WHAT TO WORK ON — Transcribe all of the records word for word, but omit the pictures.

EXERCISE MATERIAL —
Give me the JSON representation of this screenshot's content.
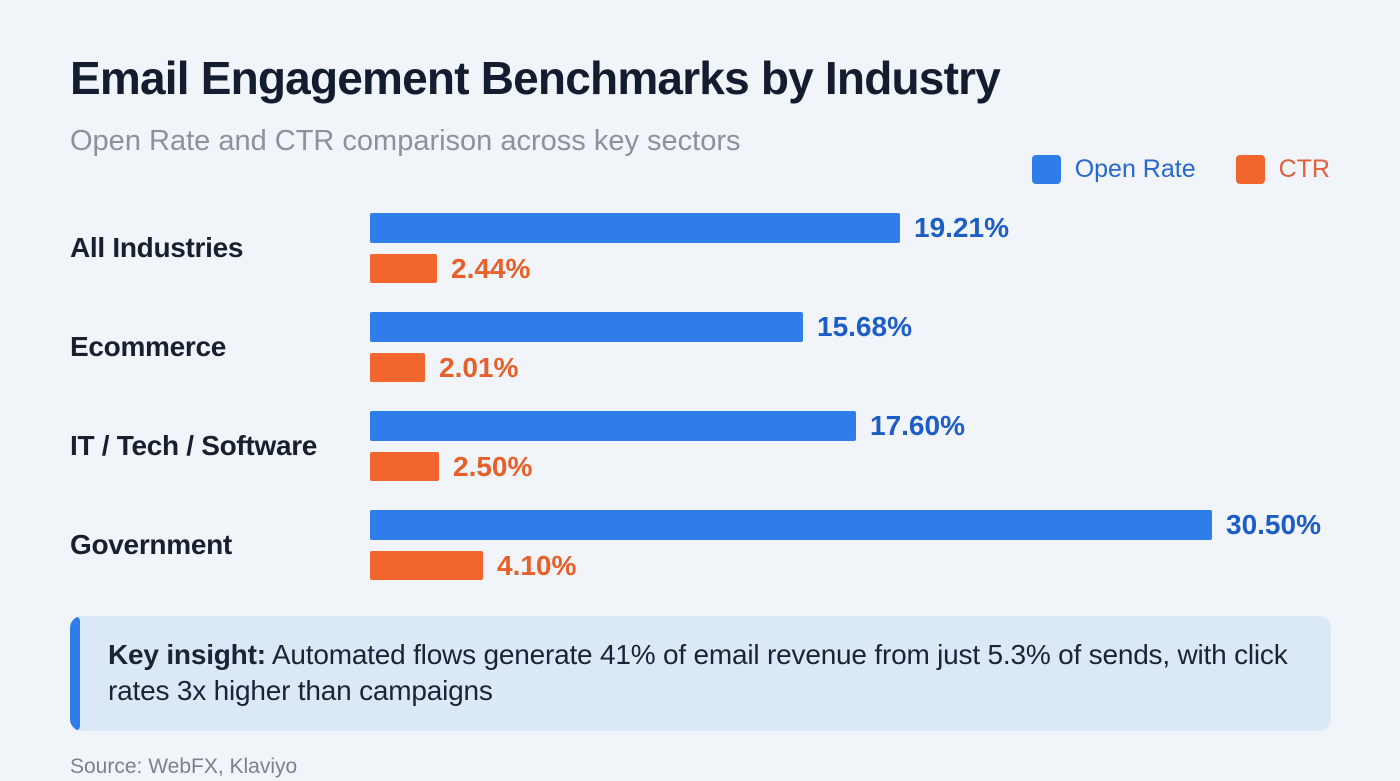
{
  "header": {
    "title": "Email Engagement Benchmarks by Industry",
    "subtitle": "Open Rate and CTR comparison across key sectors"
  },
  "legend": [
    {
      "label": "Open Rate",
      "color": "#2e7de9",
      "text_color": "#2767cf"
    },
    {
      "label": "CTR",
      "color": "#f2662e",
      "text_color": "#e0613a"
    }
  ],
  "chart_data": {
    "type": "bar",
    "orientation": "horizontal",
    "categories": [
      "All Industries",
      "Ecommerce",
      "IT / Tech / Software",
      "Government"
    ],
    "series": [
      {
        "name": "Open Rate",
        "values": [
          19.21,
          15.68,
          17.6,
          30.5
        ],
        "color": "#2e7de9",
        "label_color": "#1d5ec6"
      },
      {
        "name": "CTR",
        "values": [
          2.44,
          2.01,
          2.5,
          4.1
        ],
        "color": "#f2662e",
        "label_color": "#e7602a"
      }
    ],
    "value_suffix": "%",
    "value_decimals": 2,
    "xlim": [
      0,
      30.5
    ],
    "grid": false,
    "legend_position": "top-right",
    "value_labels": [
      "19.21%",
      "2.44%",
      "15.68%",
      "2.01%",
      "17.60%",
      "2.50%",
      "30.50%",
      "4.10%"
    ]
  },
  "insight": {
    "prefix": "Key insight:",
    "text": "Automated flows generate 41% of email revenue from just 5.3% of sends, with click rates 3x higher than campaigns",
    "accent_color": "#2e7de9",
    "background": "#dbe8f8"
  },
  "source": "Source: WebFX, Klaviyo"
}
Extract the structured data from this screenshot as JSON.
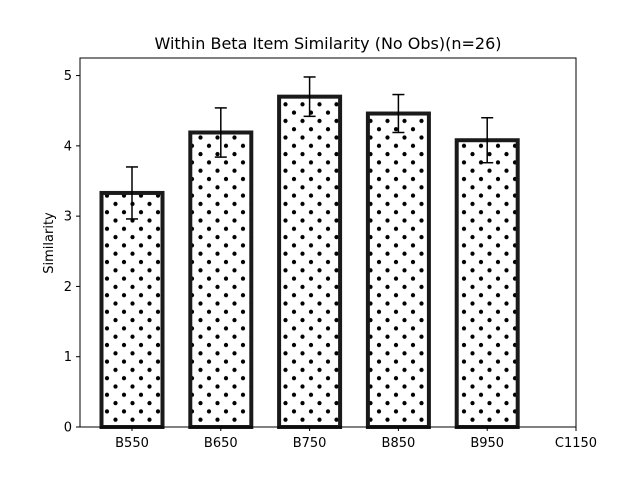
{
  "chart_data": {
    "type": "bar",
    "title": "Within Beta Item Similarity (No Obs)(n=26)",
    "xlabel": "",
    "ylabel": "Similarity",
    "categories": [
      "B550",
      "B650",
      "B750",
      "B850",
      "B950",
      "C1150"
    ],
    "values": [
      3.33,
      4.19,
      4.7,
      4.46,
      4.08,
      null
    ],
    "error": [
      0.37,
      0.35,
      0.28,
      0.27,
      0.32,
      null
    ],
    "ylim": [
      0,
      5.25
    ],
    "yticks": [
      0,
      1,
      2,
      3,
      4,
      5
    ],
    "grid": false,
    "bar_fill": "#ffffff",
    "bar_edge": "#1a1a1a",
    "hatch": "dots"
  }
}
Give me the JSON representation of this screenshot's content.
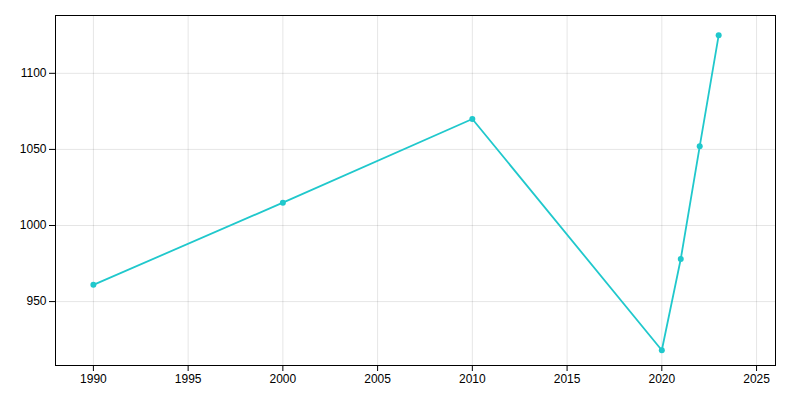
{
  "chart_data": {
    "type": "line",
    "x": [
      1990,
      2000,
      2010,
      2020,
      2021,
      2022,
      2023
    ],
    "values": [
      961,
      1015,
      1070,
      918,
      978,
      1052,
      1125
    ],
    "color": "#20C8CC",
    "marker": "circle",
    "xlim": [
      1988,
      2026
    ],
    "ylim": [
      908,
      1138
    ],
    "xticks": [
      1990,
      1995,
      2000,
      2005,
      2010,
      2015,
      2020,
      2025
    ],
    "yticks": [
      950,
      1000,
      1050,
      1100
    ],
    "grid": true
  }
}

TASK ANSWER —
Give me the JSON representation of this screenshot's content.
{
  "header": {
    "title": "Email Engagement Benchmarks by Industry",
    "subtitle": "Open Rate and CTR comparison across key sectors"
  },
  "legend": [
    {
      "label": "Open Rate",
      "color": "#2e7de9",
      "text_color": "#2767cf"
    },
    {
      "label": "CTR",
      "color": "#f2662e",
      "text_color": "#e0613a"
    }
  ],
  "chart_data": {
    "type": "bar",
    "orientation": "horizontal",
    "categories": [
      "All Industries",
      "Ecommerce",
      "IT / Tech / Software",
      "Government"
    ],
    "series": [
      {
        "name": "Open Rate",
        "values": [
          19.21,
          15.68,
          17.6,
          30.5
        ],
        "color": "#2e7de9",
        "label_color": "#1d5ec6"
      },
      {
        "name": "CTR",
        "values": [
          2.44,
          2.01,
          2.5,
          4.1
        ],
        "color": "#f2662e",
        "label_color": "#e7602a"
      }
    ],
    "value_suffix": "%",
    "value_decimals": 2,
    "xlim": [
      0,
      30.5
    ],
    "grid": false,
    "legend_position": "top-right",
    "value_labels": [
      "19.21%",
      "2.44%",
      "15.68%",
      "2.01%",
      "17.60%",
      "2.50%",
      "30.50%",
      "4.10%"
    ]
  },
  "insight": {
    "prefix": "Key insight:",
    "text": "Automated flows generate 41% of email revenue from just 5.3% of sends, with click rates 3x higher than campaigns",
    "accent_color": "#2e7de9",
    "background": "#dbe8f8"
  },
  "source": "Source: WebFX, Klaviyo"
}
Extract the structured data from this screenshot as JSON.
{
  "chart_data": {
    "type": "bar",
    "title": "Within Beta Item Similarity (No Obs)(n=26)",
    "xlabel": "",
    "ylabel": "Similarity",
    "categories": [
      "B550",
      "B650",
      "B750",
      "B850",
      "B950",
      "C1150"
    ],
    "values": [
      3.33,
      4.19,
      4.7,
      4.46,
      4.08,
      null
    ],
    "error": [
      0.37,
      0.35,
      0.28,
      0.27,
      0.32,
      null
    ],
    "ylim": [
      0,
      5.25
    ],
    "yticks": [
      0,
      1,
      2,
      3,
      4,
      5
    ],
    "grid": false,
    "bar_fill": "#ffffff",
    "bar_edge": "#1a1a1a",
    "hatch": "dots"
  }
}
Give me the JSON representation of this screenshot's content.
{
  "chart_data": {
    "type": "line",
    "x": [
      1990,
      2000,
      2010,
      2020,
      2021,
      2022,
      2023
    ],
    "values": [
      961,
      1015,
      1070,
      918,
      978,
      1052,
      1125
    ],
    "color": "#20C8CC",
    "marker": "circle",
    "xlim": [
      1988,
      2026
    ],
    "ylim": [
      908,
      1138
    ],
    "xticks": [
      1990,
      1995,
      2000,
      2005,
      2010,
      2015,
      2020,
      2025
    ],
    "yticks": [
      950,
      1000,
      1050,
      1100
    ],
    "grid": true
  }
}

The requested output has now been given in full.